_Task goal_: Copy every line of the data in which the word "田园乐七首" occurs.

_Data excerpts_:
_ _ _ _ _
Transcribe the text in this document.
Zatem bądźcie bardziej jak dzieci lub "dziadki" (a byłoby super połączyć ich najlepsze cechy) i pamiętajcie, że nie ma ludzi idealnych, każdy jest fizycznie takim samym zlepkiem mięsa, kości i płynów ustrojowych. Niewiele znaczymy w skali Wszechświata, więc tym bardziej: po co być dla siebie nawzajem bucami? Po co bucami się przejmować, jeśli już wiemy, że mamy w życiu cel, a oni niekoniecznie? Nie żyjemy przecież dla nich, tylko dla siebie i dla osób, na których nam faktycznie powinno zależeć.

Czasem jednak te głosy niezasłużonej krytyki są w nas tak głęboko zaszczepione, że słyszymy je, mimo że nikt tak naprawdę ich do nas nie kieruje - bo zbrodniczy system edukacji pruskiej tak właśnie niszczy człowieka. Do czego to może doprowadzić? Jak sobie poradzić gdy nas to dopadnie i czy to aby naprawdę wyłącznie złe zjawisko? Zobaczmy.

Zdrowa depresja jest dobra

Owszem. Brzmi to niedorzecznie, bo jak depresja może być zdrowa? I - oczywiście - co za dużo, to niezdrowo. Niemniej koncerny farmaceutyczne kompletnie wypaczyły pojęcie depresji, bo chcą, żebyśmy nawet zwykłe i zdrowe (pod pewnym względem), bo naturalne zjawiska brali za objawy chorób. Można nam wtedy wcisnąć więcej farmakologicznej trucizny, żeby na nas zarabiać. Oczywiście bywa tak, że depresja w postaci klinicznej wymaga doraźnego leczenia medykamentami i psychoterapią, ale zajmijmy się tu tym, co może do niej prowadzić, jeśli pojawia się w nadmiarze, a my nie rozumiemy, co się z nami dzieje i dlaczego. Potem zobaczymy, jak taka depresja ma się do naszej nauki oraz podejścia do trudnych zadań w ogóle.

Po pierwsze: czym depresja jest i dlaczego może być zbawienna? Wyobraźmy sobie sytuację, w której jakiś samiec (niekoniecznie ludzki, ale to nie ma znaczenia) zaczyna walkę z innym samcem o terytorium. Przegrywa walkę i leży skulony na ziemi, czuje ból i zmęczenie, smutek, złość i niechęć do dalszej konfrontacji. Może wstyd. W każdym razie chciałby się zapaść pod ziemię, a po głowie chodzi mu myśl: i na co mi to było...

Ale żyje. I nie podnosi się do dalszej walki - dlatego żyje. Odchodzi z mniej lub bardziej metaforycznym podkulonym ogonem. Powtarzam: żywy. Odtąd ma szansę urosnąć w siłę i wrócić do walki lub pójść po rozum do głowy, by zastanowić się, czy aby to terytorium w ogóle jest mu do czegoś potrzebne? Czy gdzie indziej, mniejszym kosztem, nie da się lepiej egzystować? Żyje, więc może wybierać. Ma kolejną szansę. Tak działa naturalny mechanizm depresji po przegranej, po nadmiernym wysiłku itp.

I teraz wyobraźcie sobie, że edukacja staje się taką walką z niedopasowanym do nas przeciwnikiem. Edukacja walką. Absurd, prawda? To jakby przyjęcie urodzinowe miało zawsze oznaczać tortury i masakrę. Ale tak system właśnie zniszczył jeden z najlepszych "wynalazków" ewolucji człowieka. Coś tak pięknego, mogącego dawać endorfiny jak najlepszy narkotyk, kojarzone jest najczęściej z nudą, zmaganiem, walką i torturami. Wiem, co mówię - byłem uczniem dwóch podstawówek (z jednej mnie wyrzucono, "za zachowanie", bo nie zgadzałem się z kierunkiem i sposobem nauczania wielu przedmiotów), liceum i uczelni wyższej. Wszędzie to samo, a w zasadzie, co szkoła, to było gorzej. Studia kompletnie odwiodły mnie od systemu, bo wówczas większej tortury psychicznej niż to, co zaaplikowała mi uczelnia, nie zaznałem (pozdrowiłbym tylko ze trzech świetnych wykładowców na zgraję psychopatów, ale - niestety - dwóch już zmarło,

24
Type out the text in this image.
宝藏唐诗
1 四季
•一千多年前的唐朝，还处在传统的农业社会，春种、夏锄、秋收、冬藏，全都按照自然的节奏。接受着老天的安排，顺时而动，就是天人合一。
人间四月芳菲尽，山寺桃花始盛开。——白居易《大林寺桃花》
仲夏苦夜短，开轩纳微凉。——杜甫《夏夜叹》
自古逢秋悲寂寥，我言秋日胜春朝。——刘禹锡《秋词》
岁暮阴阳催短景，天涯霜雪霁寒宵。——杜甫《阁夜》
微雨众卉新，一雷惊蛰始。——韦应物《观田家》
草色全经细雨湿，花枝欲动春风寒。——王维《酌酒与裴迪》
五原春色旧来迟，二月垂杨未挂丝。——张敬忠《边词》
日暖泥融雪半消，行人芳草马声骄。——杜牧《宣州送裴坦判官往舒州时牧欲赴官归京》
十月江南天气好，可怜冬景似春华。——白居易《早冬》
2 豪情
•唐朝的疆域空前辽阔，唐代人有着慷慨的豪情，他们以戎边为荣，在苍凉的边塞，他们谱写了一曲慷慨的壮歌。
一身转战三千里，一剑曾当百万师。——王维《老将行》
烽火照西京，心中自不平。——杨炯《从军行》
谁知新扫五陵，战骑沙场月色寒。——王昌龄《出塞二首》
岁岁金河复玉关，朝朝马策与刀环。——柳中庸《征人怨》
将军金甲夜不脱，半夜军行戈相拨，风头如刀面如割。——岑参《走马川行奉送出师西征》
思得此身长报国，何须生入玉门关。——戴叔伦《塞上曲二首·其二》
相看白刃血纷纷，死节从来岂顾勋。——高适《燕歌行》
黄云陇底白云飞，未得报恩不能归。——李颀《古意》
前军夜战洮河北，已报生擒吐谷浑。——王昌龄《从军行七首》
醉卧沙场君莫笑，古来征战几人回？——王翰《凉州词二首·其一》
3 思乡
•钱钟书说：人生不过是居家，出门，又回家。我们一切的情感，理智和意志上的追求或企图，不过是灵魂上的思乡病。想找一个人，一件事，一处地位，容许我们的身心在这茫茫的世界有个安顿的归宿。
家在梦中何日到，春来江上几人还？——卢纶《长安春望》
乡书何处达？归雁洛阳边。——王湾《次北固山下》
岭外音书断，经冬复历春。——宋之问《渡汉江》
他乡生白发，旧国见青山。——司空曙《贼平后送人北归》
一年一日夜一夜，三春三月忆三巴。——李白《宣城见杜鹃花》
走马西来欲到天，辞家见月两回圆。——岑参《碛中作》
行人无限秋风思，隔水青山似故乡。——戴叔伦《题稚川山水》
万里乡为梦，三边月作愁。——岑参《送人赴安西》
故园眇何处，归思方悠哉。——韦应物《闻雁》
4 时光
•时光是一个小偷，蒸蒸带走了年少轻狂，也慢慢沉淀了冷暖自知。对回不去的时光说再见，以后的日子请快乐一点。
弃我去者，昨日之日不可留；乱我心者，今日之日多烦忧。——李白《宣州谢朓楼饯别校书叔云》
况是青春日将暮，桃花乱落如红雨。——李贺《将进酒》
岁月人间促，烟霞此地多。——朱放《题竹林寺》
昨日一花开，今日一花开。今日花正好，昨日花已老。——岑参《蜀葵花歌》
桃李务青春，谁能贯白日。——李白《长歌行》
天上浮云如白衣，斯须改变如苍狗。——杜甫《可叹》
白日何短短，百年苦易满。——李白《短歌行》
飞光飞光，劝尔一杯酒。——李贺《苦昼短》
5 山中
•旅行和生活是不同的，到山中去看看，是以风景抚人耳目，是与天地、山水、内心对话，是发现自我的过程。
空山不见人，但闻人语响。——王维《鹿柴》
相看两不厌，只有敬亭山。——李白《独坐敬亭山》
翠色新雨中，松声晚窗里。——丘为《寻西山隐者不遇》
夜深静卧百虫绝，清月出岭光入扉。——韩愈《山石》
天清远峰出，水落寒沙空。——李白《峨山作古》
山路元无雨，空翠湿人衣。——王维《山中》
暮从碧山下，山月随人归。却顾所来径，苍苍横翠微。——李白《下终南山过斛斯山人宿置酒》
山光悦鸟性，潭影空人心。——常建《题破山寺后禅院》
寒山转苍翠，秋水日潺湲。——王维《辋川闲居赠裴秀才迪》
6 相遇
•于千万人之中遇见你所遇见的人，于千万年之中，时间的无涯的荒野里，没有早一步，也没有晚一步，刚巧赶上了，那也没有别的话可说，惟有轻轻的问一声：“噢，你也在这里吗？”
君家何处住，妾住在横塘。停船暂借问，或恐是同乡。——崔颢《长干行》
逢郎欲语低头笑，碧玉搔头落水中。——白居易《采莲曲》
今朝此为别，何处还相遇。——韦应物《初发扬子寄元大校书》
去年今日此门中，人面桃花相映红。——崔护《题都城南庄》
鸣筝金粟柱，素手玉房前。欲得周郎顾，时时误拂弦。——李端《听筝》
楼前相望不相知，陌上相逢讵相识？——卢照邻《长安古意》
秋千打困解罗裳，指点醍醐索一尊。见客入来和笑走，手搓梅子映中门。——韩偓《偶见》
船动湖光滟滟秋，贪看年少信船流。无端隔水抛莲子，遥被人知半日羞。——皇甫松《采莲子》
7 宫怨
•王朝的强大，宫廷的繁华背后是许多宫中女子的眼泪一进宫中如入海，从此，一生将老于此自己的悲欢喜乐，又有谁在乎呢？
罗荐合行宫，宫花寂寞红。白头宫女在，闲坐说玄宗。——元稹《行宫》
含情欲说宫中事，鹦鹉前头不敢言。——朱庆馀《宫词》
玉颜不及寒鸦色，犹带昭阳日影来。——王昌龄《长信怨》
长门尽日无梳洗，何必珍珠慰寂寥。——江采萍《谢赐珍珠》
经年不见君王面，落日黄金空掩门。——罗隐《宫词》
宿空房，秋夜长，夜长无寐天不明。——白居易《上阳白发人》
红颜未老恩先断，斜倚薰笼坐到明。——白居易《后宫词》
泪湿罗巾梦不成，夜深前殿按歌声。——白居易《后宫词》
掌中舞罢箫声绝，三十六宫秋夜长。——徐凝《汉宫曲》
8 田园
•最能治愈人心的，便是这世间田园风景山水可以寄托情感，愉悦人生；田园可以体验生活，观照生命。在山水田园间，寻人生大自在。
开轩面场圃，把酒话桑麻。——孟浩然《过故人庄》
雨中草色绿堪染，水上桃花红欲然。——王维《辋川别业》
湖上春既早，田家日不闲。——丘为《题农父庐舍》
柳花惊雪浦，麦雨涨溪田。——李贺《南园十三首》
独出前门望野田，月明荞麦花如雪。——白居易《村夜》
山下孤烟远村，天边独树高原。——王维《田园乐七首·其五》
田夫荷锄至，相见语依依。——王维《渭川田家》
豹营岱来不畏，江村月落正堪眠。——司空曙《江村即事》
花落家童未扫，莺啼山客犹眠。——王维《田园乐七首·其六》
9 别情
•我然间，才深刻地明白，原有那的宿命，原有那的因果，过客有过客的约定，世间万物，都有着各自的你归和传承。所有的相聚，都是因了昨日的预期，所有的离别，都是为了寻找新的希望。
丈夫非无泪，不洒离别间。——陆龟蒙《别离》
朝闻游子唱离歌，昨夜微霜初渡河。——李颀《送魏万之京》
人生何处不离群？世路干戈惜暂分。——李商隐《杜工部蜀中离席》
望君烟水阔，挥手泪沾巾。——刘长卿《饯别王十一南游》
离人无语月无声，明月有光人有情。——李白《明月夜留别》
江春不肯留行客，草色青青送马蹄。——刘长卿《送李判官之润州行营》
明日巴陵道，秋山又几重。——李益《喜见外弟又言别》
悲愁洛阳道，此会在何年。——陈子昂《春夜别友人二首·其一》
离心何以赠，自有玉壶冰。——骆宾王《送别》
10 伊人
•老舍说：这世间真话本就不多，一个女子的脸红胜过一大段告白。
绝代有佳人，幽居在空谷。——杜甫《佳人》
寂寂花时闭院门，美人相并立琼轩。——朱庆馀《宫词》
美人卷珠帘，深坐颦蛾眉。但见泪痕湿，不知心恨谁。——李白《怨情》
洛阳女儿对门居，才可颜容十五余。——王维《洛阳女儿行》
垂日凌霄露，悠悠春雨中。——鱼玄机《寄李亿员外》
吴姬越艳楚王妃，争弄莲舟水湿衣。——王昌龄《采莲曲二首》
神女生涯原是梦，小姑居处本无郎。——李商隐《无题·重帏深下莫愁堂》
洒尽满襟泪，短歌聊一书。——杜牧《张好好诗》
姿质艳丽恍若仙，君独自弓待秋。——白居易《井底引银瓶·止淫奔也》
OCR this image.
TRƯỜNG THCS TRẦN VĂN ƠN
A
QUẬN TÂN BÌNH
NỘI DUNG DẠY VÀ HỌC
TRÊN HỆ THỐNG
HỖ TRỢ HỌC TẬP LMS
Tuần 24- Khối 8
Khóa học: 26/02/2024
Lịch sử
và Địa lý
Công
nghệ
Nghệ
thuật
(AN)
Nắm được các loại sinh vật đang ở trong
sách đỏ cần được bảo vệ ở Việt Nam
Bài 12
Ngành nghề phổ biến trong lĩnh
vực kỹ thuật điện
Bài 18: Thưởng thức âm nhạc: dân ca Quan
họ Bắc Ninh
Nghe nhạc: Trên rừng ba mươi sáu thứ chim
_ _ _ _ _
_Output of the exercise_:
山下孤烟远村，天边独树高原。——王维《田园乐七首·其五》
花落家童未扫，莺啼山客犹眠。——王维《田园乐七首·其六》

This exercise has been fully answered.